#### RECORDS SUPPLIED ####

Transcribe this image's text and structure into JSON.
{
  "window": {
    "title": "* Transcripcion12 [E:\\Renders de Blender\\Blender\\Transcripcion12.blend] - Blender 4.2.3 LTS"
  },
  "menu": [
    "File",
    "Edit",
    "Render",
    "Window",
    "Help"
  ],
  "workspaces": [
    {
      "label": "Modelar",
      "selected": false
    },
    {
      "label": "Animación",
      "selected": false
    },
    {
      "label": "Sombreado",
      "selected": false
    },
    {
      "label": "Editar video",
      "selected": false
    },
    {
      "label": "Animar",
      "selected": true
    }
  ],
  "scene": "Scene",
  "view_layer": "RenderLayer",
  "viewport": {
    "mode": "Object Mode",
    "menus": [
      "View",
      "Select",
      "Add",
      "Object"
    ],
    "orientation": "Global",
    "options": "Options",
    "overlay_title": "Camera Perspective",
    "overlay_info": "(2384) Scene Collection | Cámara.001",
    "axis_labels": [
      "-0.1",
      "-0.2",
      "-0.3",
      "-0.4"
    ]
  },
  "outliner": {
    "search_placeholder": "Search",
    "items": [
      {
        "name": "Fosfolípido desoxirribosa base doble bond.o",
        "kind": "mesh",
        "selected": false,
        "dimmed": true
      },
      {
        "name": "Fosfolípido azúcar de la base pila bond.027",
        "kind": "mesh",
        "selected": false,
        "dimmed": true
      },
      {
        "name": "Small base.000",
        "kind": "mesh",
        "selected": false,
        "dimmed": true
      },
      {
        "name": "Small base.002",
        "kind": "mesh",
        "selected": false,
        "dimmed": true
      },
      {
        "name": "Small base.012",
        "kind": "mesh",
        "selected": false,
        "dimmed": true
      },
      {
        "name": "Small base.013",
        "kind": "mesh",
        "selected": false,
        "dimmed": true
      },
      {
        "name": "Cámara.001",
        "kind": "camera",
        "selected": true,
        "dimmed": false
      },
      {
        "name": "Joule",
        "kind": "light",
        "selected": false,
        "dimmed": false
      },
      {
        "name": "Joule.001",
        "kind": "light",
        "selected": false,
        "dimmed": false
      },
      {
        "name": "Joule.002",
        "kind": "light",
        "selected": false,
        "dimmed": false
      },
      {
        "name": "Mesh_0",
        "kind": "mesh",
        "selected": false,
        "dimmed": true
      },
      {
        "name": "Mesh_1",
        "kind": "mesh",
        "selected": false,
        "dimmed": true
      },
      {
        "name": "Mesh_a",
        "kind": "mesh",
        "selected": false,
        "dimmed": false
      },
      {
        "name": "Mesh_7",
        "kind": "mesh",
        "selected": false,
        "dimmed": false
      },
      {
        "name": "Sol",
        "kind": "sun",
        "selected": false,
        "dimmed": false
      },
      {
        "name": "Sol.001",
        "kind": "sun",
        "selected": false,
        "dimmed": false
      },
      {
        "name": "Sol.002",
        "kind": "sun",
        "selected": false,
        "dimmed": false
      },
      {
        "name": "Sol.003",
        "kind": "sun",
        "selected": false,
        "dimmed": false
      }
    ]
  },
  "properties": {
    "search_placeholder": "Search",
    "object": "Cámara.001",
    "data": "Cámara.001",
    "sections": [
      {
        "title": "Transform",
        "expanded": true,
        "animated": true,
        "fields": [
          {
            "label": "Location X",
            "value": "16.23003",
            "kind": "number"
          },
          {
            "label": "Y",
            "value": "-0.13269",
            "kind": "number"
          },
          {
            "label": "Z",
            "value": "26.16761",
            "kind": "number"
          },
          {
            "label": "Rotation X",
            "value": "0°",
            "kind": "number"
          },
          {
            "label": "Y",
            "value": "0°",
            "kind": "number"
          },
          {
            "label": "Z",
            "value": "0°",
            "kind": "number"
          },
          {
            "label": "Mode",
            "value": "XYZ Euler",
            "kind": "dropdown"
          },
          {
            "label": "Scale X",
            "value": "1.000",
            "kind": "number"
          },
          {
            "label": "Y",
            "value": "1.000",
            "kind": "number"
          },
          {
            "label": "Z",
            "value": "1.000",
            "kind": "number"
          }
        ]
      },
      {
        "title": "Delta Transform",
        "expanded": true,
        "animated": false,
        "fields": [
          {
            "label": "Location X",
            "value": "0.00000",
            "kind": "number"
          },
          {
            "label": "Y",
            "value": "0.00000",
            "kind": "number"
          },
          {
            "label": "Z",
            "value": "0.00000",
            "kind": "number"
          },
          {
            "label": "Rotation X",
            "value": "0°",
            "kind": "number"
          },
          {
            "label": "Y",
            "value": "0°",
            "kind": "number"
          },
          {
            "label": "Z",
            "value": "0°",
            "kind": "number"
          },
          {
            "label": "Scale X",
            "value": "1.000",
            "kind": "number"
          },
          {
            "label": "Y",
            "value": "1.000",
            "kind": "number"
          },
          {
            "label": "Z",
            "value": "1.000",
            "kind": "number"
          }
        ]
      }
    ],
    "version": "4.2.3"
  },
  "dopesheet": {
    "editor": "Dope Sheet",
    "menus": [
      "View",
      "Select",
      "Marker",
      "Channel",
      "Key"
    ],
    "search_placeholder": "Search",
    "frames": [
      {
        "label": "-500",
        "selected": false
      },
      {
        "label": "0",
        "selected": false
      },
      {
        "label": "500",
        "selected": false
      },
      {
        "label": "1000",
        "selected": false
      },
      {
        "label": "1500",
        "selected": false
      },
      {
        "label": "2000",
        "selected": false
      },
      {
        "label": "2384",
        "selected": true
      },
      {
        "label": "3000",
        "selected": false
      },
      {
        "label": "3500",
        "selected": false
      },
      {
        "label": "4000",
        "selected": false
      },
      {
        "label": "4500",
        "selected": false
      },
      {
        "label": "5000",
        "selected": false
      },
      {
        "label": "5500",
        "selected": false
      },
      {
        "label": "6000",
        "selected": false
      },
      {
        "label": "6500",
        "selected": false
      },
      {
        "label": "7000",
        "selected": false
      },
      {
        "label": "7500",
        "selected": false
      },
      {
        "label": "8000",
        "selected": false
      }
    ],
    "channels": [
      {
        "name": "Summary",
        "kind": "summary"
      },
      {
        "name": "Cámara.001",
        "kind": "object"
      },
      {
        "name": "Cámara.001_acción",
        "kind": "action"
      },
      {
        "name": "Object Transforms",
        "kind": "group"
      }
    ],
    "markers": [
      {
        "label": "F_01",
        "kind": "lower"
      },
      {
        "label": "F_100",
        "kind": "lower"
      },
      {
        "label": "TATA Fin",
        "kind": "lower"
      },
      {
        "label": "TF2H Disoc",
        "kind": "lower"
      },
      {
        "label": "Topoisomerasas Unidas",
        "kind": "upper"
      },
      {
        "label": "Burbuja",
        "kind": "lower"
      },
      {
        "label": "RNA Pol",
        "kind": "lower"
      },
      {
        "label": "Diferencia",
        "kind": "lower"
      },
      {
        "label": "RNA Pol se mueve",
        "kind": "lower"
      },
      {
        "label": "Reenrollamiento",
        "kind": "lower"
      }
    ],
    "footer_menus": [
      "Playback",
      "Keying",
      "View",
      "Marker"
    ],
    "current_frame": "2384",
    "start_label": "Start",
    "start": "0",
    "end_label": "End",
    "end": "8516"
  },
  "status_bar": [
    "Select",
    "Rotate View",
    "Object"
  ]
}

####

TASK TO CARRY OUT: Retype the records in full. Keep every line identical to the original.

CORRECT RESPONSE:
Transcribe this image's text and structure into JSON.
{
  "window": {
    "title": "* Transcripcion12 [E:\\Renders de Blender\\Blender\\Transcripcion12.blend] - Blender 4.2.3 LTS"
  },
  "menu": [
    "File",
    "Edit",
    "Render",
    "Window",
    "Help"
  ],
  "workspaces": [
    {
      "label": "Modelar",
      "selected": false
    },
    {
      "label": "Animación",
      "selected": false
    },
    {
      "label": "Sombreado",
      "selected": false
    },
    {
      "label": "Editar video",
      "selected": false
    },
    {
      "label": "Animar",
      "selected": true
    }
  ],
  "scene": "Scene",
  "view_layer": "RenderLayer",
  "viewport": {
    "mode": "Object Mode",
    "menus": [
      "View",
      "Select",
      "Add",
      "Object"
    ],
    "orientation": "Global",
    "options": "Options",
    "overlay_title": "Camera Perspective",
    "overlay_info": "(2384) Scene Collection | Cámara.001",
    "axis_labels": [
      "-0.1",
      "-0.2",
      "-0.3",
      "-0.4"
    ]
  },
  "outliner": {
    "search_placeholder": "Search",
    "items": [
      {
        "name": "Fosfolípido desoxirribosa base doble bond.o",
        "kind": "mesh",
        "selected": false,
        "dimmed": true
      },
      {
        "name": "Fosfolípido azúcar de la base pila bond.027",
        "kind": "mesh",
        "selected": false,
        "dimmed": true
      },
      {
        "name": "Small base.000",
        "kind": "mesh",
        "selected": false,
        "dimmed": true
      },
      {
        "name": "Small base.002",
        "kind": "mesh",
        "selected": false,
        "dimmed": true
      },
      {
        "name": "Small base.012",
        "kind": "mesh",
        "selected": false,
        "dimmed": true
      },
      {
        "name": "Small base.013",
        "kind": "mesh",
        "selected": false,
        "dimmed": true
      },
      {
        "name": "Cámara.001",
        "kind": "camera",
        "selected": true,
        "dimmed": false
      },
      {
        "name": "Joule",
        "kind": "light",
        "selected": false,
        "dimmed": false
      },
      {
        "name": "Joule.001",
        "kind": "light",
        "selected": false,
        "dimmed": false
      },
      {
        "name": "Joule.002",
        "kind": "light",
        "selected": false,
        "dimmed": false
      },
      {
        "name": "Mesh_0",
        "kind": "mesh",
        "selected": false,
        "dimmed": true
      },
      {
        "name": "Mesh_1",
        "kind": "mesh",
        "selected": false,
        "dimmed": true
      },
      {
        "name": "Mesh_a",
        "kind": "mesh",
        "selected": false,
        "dimmed": false
      },
      {
        "name": "Mesh_7",
        "kind": "mesh",
        "selected": false,
        "dimmed": false
      },
      {
        "name": "Sol",
        "kind": "sun",
        "selected": false,
        "dimmed": false
      },
      {
        "name": "Sol.001",
        "kind": "sun",
        "selected": false,
        "dimmed": false
      },
      {
        "name": "Sol.002",
        "kind": "sun",
        "selected": false,
        "dimmed": false
      },
      {
        "name": "Sol.003",
        "kind": "sun",
        "selected": false,
        "dimmed": false
      }
    ]
  },
  "properties": {
    "search_placeholder": "Search",
    "object": "Cámara.001",
    "data": "Cámara.001",
    "sections": [
      {
        "title": "Transform",
        "expanded": true,
        "animated": true,
        "fields": [
          {
            "label": "Location X",
            "value": "16.23003",
            "kind": "number"
          },
          {
            "label": "Y",
            "value": "-0.13269",
            "kind": "number"
          },
          {
            "label": "Z",
            "value": "26.16761",
            "kind": "number"
          },
          {
            "label": "Rotation X",
            "value": "0°",
            "kind": "number"
          },
          {
            "label": "Y",
            "value": "0°",
            "kind": "number"
          },
          {
            "label": "Z",
            "value": "0°",
            "kind": "number"
          },
          {
            "label": "Mode",
            "value": "XYZ Euler",
            "kind": "dropdown"
          },
          {
            "label": "Scale X",
            "value": "1.000",
            "kind": "number"
          },
          {
            "label": "Y",
            "value": "1.000",
            "kind": "number"
          },
          {
            "label": "Z",
            "value": "1.000",
            "kind": "number"
          }
        ]
      },
      {
        "title": "Delta Transform",
        "expanded": true,
        "animated": false,
        "fields": [
          {
            "label": "Location X",
            "value": "0.00000",
            "kind": "number"
          },
          {
            "label": "Y",
            "value": "0.00000",
            "kind": "number"
          },
          {
            "label": "Z",
            "value": "0.00000",
            "kind": "number"
          },
          {
            "label": "Rotation X",
            "value": "0°",
            "kind": "number"
          },
          {
            "label": "Y",
            "value": "0°",
            "kind": "number"
          },
          {
            "label": "Z",
            "value": "0°",
            "kind": "number"
          },
          {
            "label": "Scale X",
            "value": "1.000",
            "kind": "number"
          },
          {
            "label": "Y",
            "value": "1.000",
            "kind": "number"
          },
          {
            "label": "Z",
            "value": "1.000",
            "kind": "number"
          }
        ]
      }
    ],
    "version": "4.2.3"
  },
  "dopesheet": {
    "editor": "Dope Sheet",
    "menus": [
      "View",
      "Select",
      "Marker",
      "Channel",
      "Key"
    ],
    "search_placeholder": "Search",
    "frames": [
      {
        "label": "-500",
        "selected": false
      },
      {
        "label": "0",
        "selected": false
      },
      {
        "label": "500",
        "selected": false
      },
      {
        "label": "1000",
        "selected": false
      },
      {
        "label": "1500",
        "selected": false
      },
      {
        "label": "2000",
        "selected": false
      },
      {
        "label": "2384",
        "selected": true
      },
      {
        "label": "3000",
        "selected": false
      },
      {
        "label": "3500",
        "selected": false
      },
      {
        "label": "4000",
        "selected": false
      },
      {
        "label": "4500",
        "selected": false
      },
      {
        "label": "5000",
        "selected": false
      },
      {
        "label": "5500",
        "selected": false
      },
      {
        "label": "6000",
        "selected": false
      },
      {
        "label": "6500",
        "selected": false
      },
      {
        "label": "7000",
        "selected": false
      },
      {
        "label": "7500",
        "selected": false
      },
      {
        "label": "8000",
        "selected": false
      }
    ],
    "channels": [
      {
        "name": "Summary",
        "kind": "summary"
      },
      {
        "name": "Cámara.001",
        "kind": "object"
      },
      {
        "name": "Cámara.001_acción",
        "kind": "action"
      },
      {
        "name": "Object Transforms",
        "kind": "group"
      }
    ],
    "markers": [
      {
        "label": "F_01",
        "kind": "lower"
      },
      {
        "label": "F_100",
        "kind": "lower"
      },
      {
        "label": "TATA Fin",
        "kind": "lower"
      },
      {
        "label": "TF2H Disoc",
        "kind": "lower"
      },
      {
        "label": "Topoisomerasas Unidas",
        "kind": "upper"
      },
      {
        "label": "Burbuja",
        "kind": "lower"
      },
      {
        "label": "RNA Pol",
        "kind": "lower"
      },
      {
        "label": "Diferencia",
        "kind": "lower"
      },
      {
        "label": "RNA Pol se mueve",
        "kind": "lower"
      },
      {
        "label": "Reenrollamiento",
        "kind": "lower"
      }
    ],
    "footer_menus": [
      "Playback",
      "Keying",
      "View",
      "Marker"
    ],
    "current_frame": "2384",
    "start_label": "Start",
    "start": "0",
    "end_label": "End",
    "end": "8516"
  },
  "status_bar": [
    "Select",
    "Rotate View",
    "Object"
  ]
}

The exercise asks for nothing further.